> [Supplied data]:
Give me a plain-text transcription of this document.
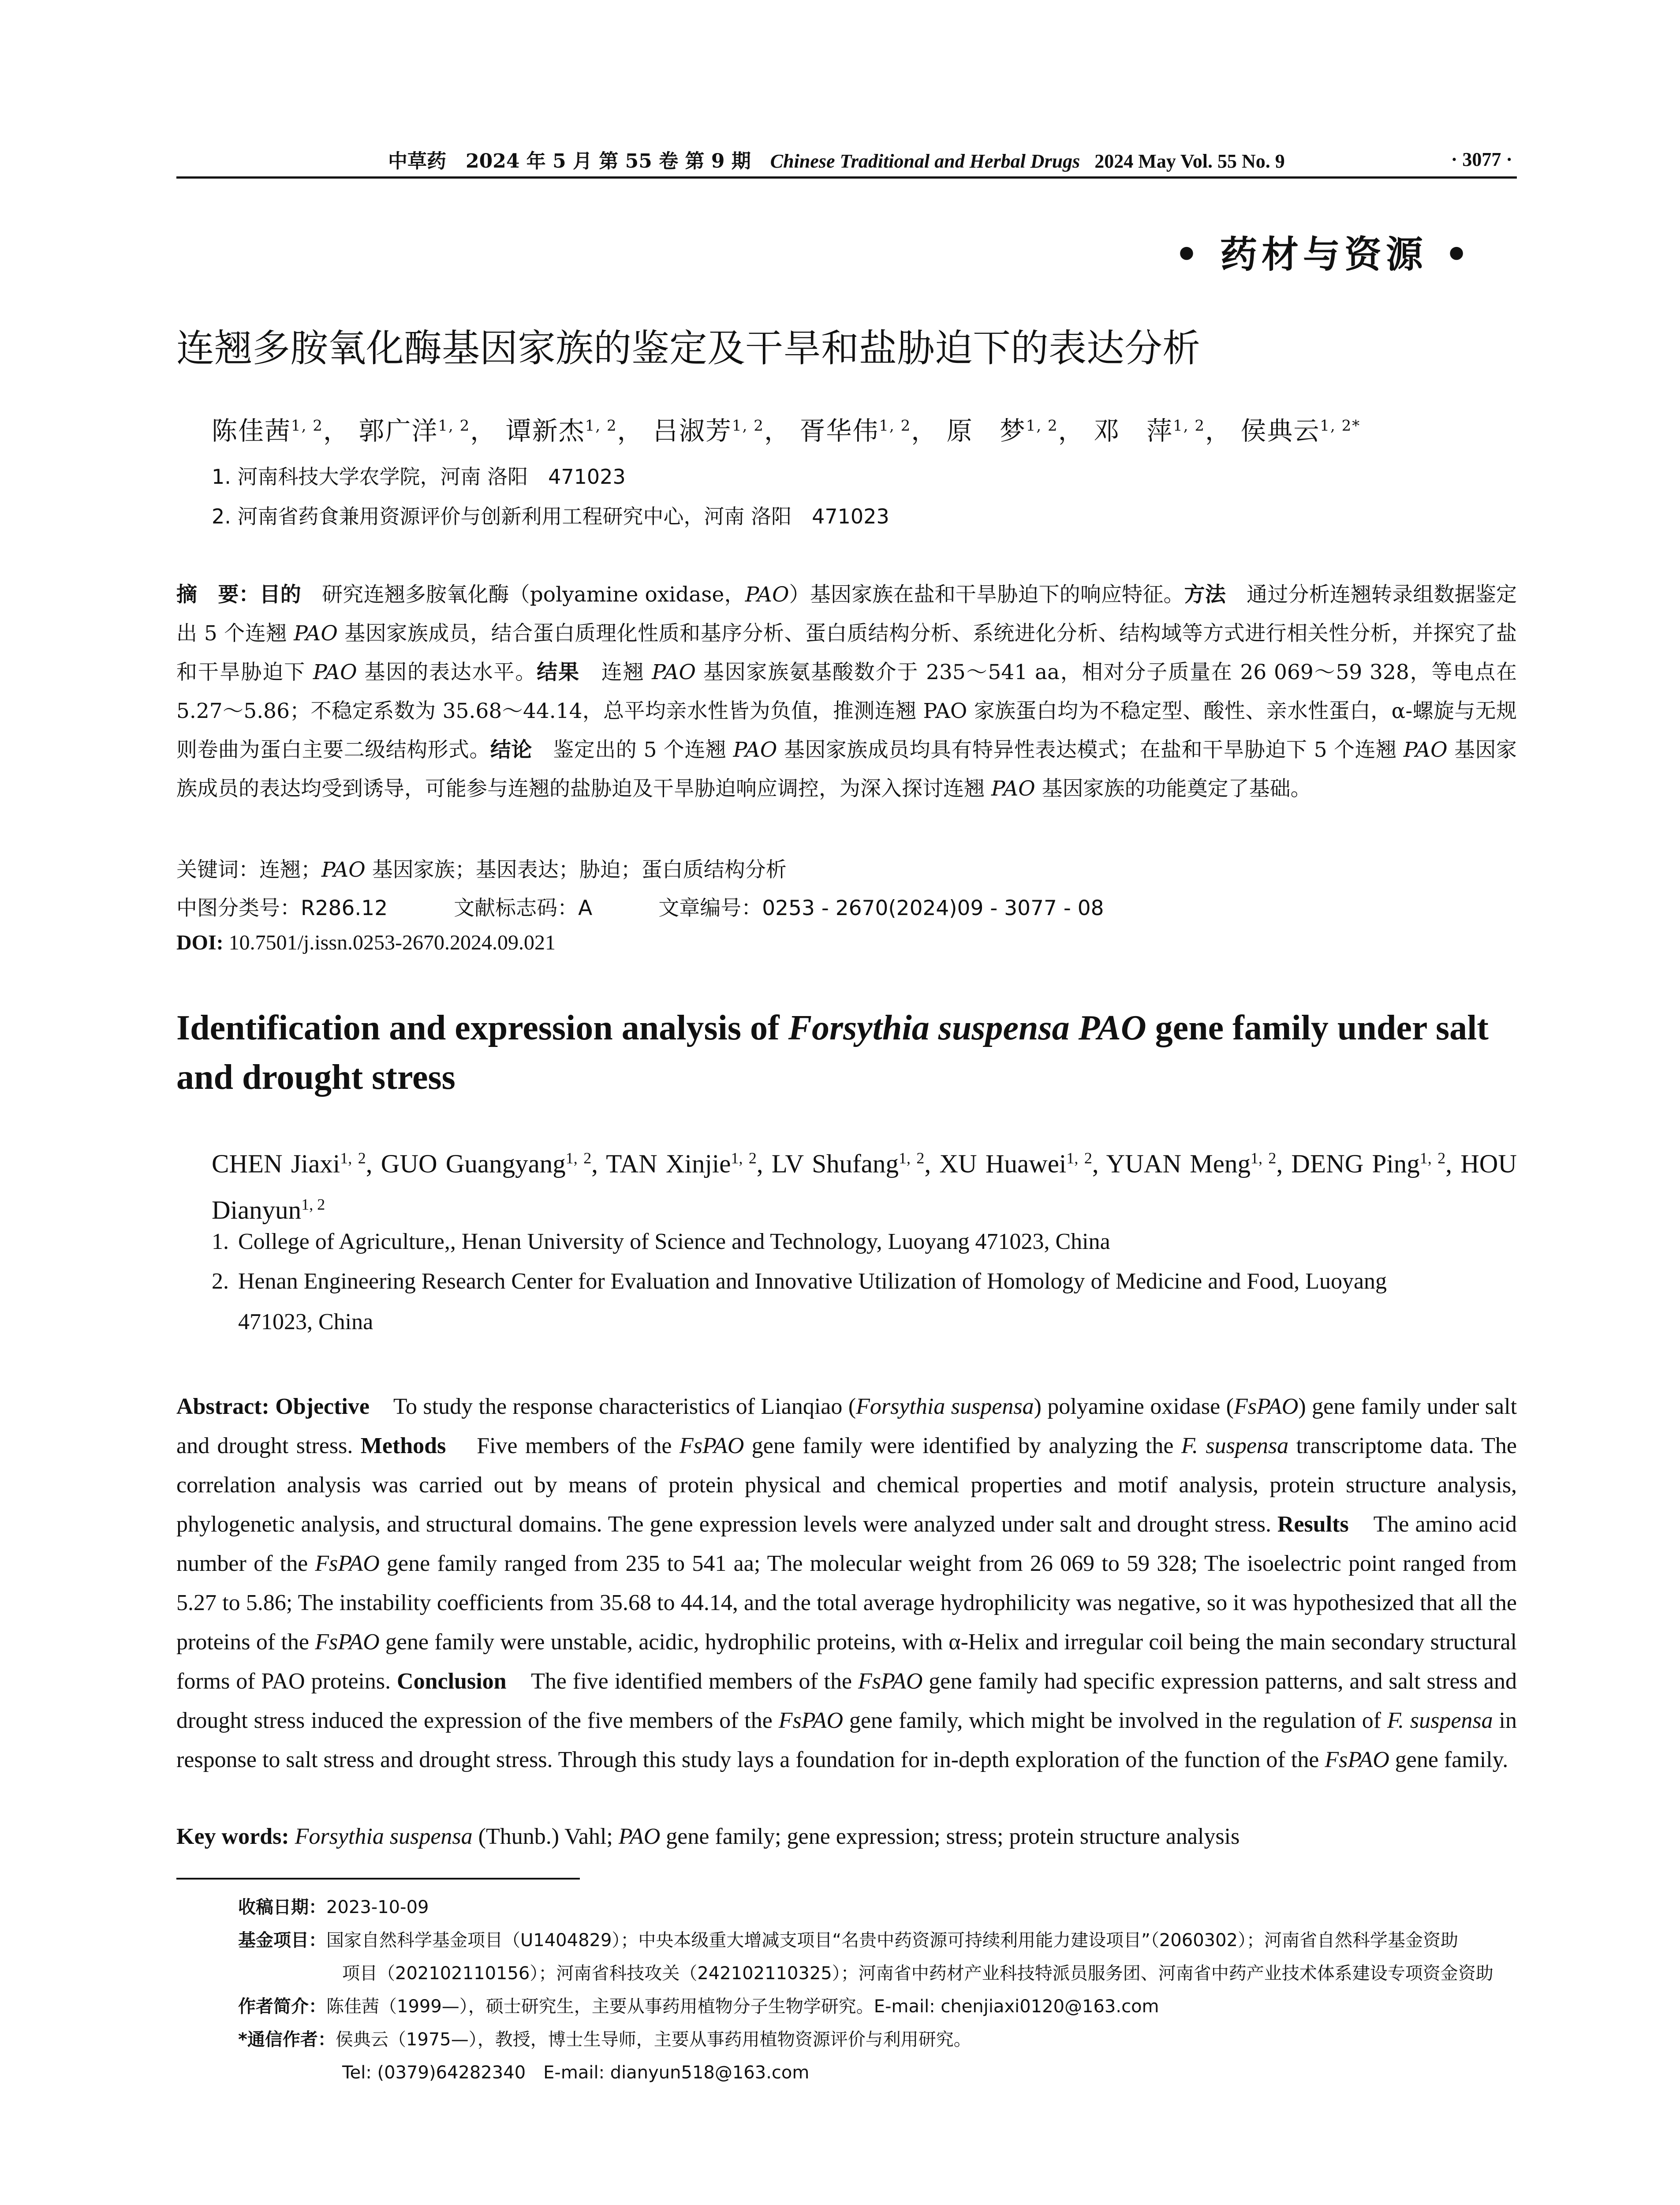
中草药 2024 年 5 月 第 55 卷 第 9 期 Chinese Traditional and Herbal Drugs 2024 May Vol. 55 No. 9	· 3077 ·
• 药材与资源 •
连翘多胺氧化酶基因家族的鉴定及干旱和盐胁迫下的表达分析
陈佳茜$^{1, 2}$， 郭广洋$^{1, 2}$， 谭新杰$^{1, 2}$， 吕淑芳$^{1, 2}$， 胥华伟$^{1, 2}$， 原　梦$^{1, 2}$， 邓　萍$^{1, 2}$， 侯典云$^{1, 2*}$
1. 河南科技大学农学院，河南 洛阳　471023
2. 河南省药食兼用资源评价与创新利用工程研究中心，河南 洛阳　471023
摘　要：目的　 研究连翘多胺氧化酶（polyamine oxidase，PAO）基因家族在盐和干旱胁迫下的响应特征。方法　 通过分析连翘转录组数据鉴定出 5 个连翘 PAO 基因家族成员，结合蛋白质理化性质和基序分析、蛋白质结构分析、系统进化分析、结构域等方式进行相关性分析，并探究了盐和干旱胁迫下 PAO 基因的表达水平。结果　 连翘 PAO 基因家族氨基酸数介于 235～541 aa，相对分子质量在 26 069～59 328，等电点在 5.27～5.86；不稳定系数为 35.68～44.14，总平均亲水性皆为负值，推测连翘 PAO 家族蛋白均为不稳定型、酸性、亲水性蛋白，α-螺旋与无规则卷曲为蛋白主要二级结构形式。结论　 鉴定出的 5 个连翘 PAO 基因家族成员均具有特异性表达模式；在盐和干旱胁迫下 5 个连翘 PAO 基因家族成员的表达均受到诱导，可能参与连翘的盐胁迫及干旱胁迫响应调控，为深入探讨连翘 PAO 基因家族的功能奠定了基础。
关键词：连翘；PAO 基因家族；基因表达；胁迫；蛋白质结构分析
中图分类号：R286.12	文献标志码：A	文章编号：0253 - 2670(2024)09 - 3077 - 08
DOI: 10.7501/j.issn.0253-2670.2024.09.021
Identification and expression analysis of Forsythia suspensa PAO gene family under salt and drought stress
CHEN Jiaxi$^{1, 2}$, GUO Guangyang$^{1, 2}$, TAN Xinjie$^{1, 2}$, LV Shufang$^{1, 2}$, XU Huawei$^{1, 2}$, YUAN Meng$^{1, 2}$, DENG Ping$^{1, 2}$, HOU Dianyun$^{1, 2}$
1. College of Agriculture,, Henan University of Science and Technology, Luoyang 471023, China
2. Henan Engineering Research Center for Evaluation and Innovative Utilization of Homology of Medicine and Food, Luoyang
471023, China
Abstract: Objective To study the response characteristics of Lianqiao (Forsythia suspensa) polyamine oxidase (FsPAO) gene family under salt and drought stress. Methods Five members of the FsPAO gene family were identified by analyzing the F. suspensa transcriptome data. The correlation analysis was carried out by means of protein physical and chemical properties and motif analysis, protein structure analysis, phylogenetic analysis, and structural domains. The gene expression levels were analyzed under salt and drought stress. Results The amino acid number of the FsPAO gene family ranged from 235 to 541 aa; The molecular weight from 26 069 to 59 328; The isoelectric point ranged from 5.27 to 5.86; The instability coefficients from 35.68 to 44.14, and the total average hydrophilicity was negative, so it was hypothesized that all the proteins of the FsPAO gene family were unstable, acidic, hydrophilic proteins, with α-Helix and irregular coil being the main secondary structural forms of PAO proteins. Conclusion The five identified members of the FsPAO gene family had specific expression patterns, and salt stress and drought stress induced the expression of the five members of the FsPAO gene family, which might be involved in the regulation of F. suspensa in response to salt stress and drought stress. Through this study lays a foundation for in-depth exploration of the function of the FsPAO gene family.
Key words: Forsythia suspensa (Thunb.) Vahl; PAO gene family; gene expression; stress; protein structure analysis
收稿日期：2023-10-09
基金项目：国家自然科学基金项目（U1404829）；中央本级重大增减支项目“名贵中药资源可持续利用能力建设项目”（2060302）；河南省自然科学基金资助
项目（202102110156）；河南省科技攻关（242102110325）；河南省中药材产业科技特派员服务团、河南省中药产业技术体系建设专项资金资助
作者简介：陈佳茜（1999—），硕士研究生，主要从事药用植物分子生物学研究。E-mail: chenjiaxi0120@163.com
*通信作者：侯典云（1975—），教授，博士生导师，主要从事药用植物资源评价与利用研究。
Tel: (0379)64282340　E-mail: dianyun518@163.com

> [Task directions]: Above are the entries; copy every line among them that contains the word "China".

> [Result for this exercise]:
1. College of Agriculture,, Henan University of Science and Technology, Luoyang 471023, China
471023, China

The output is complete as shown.